» **Exercise inputs**
^^^^^^^^

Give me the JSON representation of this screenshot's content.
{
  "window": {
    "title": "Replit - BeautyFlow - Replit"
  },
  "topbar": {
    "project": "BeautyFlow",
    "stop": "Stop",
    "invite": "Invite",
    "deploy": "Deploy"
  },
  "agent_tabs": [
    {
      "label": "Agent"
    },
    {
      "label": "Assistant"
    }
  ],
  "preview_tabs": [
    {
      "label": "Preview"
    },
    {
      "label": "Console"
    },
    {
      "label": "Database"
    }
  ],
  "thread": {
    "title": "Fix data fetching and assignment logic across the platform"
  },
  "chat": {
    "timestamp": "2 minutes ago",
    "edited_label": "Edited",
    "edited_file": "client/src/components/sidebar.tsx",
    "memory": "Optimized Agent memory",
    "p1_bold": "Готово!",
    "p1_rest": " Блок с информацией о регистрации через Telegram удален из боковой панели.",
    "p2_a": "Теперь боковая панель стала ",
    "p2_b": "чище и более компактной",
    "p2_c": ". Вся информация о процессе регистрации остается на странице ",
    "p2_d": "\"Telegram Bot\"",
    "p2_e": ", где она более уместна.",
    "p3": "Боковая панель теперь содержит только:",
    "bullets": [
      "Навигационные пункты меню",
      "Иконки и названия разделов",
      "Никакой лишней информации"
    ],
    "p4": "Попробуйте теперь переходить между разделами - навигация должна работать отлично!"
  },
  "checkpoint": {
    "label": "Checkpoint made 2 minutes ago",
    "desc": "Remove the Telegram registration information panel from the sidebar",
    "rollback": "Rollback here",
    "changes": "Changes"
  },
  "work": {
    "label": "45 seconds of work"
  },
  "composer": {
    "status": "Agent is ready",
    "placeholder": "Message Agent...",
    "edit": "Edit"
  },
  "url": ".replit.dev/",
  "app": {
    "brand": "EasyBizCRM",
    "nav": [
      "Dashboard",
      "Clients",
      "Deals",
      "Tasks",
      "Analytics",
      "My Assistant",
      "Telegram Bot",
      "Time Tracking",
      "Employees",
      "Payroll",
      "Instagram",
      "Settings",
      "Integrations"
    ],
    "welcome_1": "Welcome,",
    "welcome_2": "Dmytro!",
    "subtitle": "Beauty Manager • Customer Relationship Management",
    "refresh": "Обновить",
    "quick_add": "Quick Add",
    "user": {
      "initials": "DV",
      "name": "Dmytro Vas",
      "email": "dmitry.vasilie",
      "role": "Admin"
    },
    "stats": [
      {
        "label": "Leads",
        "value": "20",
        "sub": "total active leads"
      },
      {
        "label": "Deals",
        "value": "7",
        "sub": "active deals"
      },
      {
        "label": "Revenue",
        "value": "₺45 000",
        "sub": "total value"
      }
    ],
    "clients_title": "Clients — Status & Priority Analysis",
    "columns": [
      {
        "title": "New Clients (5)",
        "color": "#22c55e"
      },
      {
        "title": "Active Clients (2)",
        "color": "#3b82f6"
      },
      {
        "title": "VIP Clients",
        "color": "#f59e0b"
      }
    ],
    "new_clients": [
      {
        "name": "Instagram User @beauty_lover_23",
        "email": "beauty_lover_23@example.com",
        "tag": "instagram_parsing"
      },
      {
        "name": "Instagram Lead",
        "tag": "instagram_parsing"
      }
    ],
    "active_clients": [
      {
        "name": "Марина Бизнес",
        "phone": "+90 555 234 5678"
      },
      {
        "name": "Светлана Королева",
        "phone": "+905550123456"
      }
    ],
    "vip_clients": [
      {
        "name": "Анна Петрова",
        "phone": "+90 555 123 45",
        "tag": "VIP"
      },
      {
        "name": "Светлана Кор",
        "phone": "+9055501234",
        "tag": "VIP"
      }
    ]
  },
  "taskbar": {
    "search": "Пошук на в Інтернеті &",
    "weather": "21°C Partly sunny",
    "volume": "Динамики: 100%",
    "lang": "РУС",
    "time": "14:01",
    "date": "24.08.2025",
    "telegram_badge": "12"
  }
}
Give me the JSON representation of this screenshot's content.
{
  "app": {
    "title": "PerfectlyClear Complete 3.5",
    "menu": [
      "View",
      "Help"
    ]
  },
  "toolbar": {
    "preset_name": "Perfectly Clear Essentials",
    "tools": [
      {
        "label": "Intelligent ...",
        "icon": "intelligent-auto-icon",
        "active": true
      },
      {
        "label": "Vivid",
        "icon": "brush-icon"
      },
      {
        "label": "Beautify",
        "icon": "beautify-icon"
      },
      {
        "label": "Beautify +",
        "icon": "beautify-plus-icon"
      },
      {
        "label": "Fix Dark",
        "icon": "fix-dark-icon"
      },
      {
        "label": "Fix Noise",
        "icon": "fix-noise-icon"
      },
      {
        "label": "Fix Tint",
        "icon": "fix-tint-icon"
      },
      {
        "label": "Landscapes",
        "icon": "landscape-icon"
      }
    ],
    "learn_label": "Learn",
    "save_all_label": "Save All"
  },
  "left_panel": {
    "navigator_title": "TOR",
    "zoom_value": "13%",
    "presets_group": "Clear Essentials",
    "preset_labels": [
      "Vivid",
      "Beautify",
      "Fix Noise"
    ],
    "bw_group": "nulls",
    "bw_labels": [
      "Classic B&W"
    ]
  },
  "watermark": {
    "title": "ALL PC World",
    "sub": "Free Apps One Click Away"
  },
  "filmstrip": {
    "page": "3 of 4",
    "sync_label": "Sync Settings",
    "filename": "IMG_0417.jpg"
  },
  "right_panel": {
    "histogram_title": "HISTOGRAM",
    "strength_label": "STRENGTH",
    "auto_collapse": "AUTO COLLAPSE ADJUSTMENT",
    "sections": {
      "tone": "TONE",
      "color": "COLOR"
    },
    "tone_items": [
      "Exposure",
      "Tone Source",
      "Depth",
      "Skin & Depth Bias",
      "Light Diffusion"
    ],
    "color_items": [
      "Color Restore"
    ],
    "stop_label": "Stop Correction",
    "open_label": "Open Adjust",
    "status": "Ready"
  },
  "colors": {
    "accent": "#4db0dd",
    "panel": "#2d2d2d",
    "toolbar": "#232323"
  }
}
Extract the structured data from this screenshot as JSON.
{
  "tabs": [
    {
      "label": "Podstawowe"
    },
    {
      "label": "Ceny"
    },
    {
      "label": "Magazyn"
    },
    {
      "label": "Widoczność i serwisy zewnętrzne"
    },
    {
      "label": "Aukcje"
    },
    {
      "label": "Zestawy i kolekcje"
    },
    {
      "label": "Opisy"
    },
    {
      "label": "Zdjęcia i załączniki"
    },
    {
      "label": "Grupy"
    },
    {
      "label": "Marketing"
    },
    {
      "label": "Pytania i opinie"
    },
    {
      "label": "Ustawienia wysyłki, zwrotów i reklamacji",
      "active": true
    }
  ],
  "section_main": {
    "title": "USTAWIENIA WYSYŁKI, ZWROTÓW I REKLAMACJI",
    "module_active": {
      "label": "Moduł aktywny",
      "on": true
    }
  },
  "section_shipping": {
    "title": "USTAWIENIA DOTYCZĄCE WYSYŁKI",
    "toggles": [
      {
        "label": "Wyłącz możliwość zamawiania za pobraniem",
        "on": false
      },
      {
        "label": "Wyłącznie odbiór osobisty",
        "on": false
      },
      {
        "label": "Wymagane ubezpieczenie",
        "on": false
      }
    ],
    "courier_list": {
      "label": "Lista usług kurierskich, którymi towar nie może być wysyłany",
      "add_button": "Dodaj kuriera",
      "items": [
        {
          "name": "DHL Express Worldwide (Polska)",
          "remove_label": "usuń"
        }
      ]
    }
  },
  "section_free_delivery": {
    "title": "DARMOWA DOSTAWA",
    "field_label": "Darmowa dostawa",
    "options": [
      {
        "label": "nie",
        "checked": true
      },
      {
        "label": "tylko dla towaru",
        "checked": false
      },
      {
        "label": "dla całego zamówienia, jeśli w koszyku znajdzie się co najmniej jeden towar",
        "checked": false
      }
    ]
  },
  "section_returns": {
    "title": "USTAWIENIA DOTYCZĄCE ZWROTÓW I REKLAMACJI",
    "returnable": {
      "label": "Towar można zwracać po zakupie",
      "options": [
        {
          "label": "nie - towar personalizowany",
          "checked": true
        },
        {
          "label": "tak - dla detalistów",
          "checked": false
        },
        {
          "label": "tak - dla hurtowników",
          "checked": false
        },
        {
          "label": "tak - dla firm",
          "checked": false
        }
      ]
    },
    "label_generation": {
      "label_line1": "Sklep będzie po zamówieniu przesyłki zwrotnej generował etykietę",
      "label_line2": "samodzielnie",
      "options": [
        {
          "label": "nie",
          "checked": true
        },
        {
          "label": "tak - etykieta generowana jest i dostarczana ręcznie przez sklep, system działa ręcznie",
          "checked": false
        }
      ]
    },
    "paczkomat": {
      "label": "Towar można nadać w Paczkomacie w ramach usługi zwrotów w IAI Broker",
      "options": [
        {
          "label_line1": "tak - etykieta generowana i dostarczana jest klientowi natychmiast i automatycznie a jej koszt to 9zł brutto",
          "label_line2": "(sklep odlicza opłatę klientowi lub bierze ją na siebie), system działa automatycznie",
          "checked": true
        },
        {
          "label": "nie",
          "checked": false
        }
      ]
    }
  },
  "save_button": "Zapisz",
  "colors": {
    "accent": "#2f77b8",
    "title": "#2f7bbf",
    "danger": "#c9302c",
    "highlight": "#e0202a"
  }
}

^^^^^^^^

» **Directive**
From the entries above, extract every line where the word "Светлана" appears.

» **Right answer**
        "name": "Светлана Королева",
        "name": "Светлана Кор",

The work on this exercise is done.